▸ **ENTRIES PROVIDED**:
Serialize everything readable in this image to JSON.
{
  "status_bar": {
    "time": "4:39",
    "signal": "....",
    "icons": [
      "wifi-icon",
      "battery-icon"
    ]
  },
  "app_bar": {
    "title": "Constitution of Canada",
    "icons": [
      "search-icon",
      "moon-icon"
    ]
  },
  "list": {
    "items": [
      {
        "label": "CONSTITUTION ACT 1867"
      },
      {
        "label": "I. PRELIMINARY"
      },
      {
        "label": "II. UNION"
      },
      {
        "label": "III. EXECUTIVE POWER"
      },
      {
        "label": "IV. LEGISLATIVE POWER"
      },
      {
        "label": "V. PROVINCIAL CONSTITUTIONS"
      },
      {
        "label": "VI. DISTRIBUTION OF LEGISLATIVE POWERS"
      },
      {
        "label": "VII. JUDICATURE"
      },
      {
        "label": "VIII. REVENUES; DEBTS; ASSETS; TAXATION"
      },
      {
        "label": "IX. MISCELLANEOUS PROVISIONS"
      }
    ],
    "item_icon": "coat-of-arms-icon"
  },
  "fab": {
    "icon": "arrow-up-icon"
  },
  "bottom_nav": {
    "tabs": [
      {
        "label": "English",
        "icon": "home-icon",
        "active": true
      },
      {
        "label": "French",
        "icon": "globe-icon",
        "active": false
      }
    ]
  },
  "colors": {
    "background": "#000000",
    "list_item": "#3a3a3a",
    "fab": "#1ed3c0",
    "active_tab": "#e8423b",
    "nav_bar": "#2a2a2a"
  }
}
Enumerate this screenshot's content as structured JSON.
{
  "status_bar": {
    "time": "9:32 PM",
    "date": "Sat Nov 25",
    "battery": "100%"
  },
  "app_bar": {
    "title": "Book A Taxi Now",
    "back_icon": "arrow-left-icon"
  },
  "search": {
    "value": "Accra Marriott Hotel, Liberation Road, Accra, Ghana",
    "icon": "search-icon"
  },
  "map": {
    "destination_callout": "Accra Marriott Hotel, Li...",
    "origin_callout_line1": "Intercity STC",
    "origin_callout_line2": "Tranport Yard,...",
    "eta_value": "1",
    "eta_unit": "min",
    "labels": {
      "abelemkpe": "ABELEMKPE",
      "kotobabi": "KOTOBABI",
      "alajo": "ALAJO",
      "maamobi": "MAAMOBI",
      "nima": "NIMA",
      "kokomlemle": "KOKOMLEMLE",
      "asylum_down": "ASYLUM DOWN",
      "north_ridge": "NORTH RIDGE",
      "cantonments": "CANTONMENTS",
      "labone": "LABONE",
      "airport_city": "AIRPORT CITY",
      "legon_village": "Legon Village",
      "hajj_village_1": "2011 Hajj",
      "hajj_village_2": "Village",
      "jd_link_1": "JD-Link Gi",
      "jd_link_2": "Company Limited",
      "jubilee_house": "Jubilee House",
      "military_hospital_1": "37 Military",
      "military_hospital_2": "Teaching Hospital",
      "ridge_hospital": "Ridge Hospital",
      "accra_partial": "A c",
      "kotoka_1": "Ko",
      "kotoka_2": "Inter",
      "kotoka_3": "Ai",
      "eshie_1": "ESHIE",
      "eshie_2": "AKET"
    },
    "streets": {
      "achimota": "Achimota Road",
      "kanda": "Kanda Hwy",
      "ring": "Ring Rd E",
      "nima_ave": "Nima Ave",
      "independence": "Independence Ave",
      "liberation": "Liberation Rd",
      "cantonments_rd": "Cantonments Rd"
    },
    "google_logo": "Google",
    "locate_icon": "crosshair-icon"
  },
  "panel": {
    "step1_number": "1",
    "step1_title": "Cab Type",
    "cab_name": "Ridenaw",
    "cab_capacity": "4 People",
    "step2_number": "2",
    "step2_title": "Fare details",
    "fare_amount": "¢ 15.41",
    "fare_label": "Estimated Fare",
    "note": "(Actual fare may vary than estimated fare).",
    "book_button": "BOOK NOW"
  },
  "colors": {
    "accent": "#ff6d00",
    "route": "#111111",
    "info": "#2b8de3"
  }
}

▸ **REQUIRED WORK**:
From the line containing "Enumerate this screenshot's" down to the final line of the data, write out every line exactly; both the first and last of these belong in your answer, and nothing else does.

▸ **EXPECTED ANSWER**:
Enumerate this screenshot's content as structured JSON.
{
  "status_bar": {
    "time": "9:32 PM",
    "date": "Sat Nov 25",
    "battery": "100%"
  },
  "app_bar": {
    "title": "Book A Taxi Now",
    "back_icon": "arrow-left-icon"
  },
  "search": {
    "value": "Accra Marriott Hotel, Liberation Road, Accra, Ghana",
    "icon": "search-icon"
  },
  "map": {
    "destination_callout": "Accra Marriott Hotel, Li...",
    "origin_callout_line1": "Intercity STC",
    "origin_callout_line2": "Tranport Yard,...",
    "eta_value": "1",
    "eta_unit": "min",
    "labels": {
      "abelemkpe": "ABELEMKPE",
      "kotobabi": "KOTOBABI",
      "alajo": "ALAJO",
      "maamobi": "MAAMOBI",
      "nima": "NIMA",
      "kokomlemle": "KOKOMLEMLE",
      "asylum_down": "ASYLUM DOWN",
      "north_ridge": "NORTH RIDGE",
      "cantonments": "CANTONMENTS",
      "labone": "LABONE",
      "airport_city": "AIRPORT CITY",
      "legon_village": "Legon Village",
      "hajj_village_1": "2011 Hajj",
      "hajj_village_2": "Village",
      "jd_link_1": "JD-Link Gi",
      "jd_link_2": "Company Limited",
      "jubilee_house": "Jubilee House",
      "military_hospital_1": "37 Military",
      "military_hospital_2": "Teaching Hospital",
      "ridge_hospital": "Ridge Hospital",
      "accra_partial": "A c",
      "kotoka_1": "Ko",
      "kotoka_2": "Inter",
      "kotoka_3": "Ai",
      "eshie_1": "ESHIE",
      "eshie_2": "AKET"
    },
    "streets": {
      "achimota": "Achimota Road",
      "kanda": "Kanda Hwy",
      "ring": "Ring Rd E",
      "nima_ave": "Nima Ave",
      "independence": "Independence Ave",
      "liberation": "Liberation Rd",
      "cantonments_rd": "Cantonments Rd"
    },
    "google_logo": "Google",
    "locate_icon": "crosshair-icon"
  },
  "panel": {
    "step1_number": "1",
    "step1_title": "Cab Type",
    "cab_name": "Ridenaw",
    "cab_capacity": "4 People",
    "step2_number": "2",
    "step2_title": "Fare details",
    "fare_amount": "¢ 15.41",
    "fare_label": "Estimated Fare",
    "note": "(Actual fare may vary than estimated fare).",
    "book_button": "BOOK NOW"
  },
  "colors": {
    "accent": "#ff6d00",
    "route": "#111111",
    "info": "#2b8de3"
  }
}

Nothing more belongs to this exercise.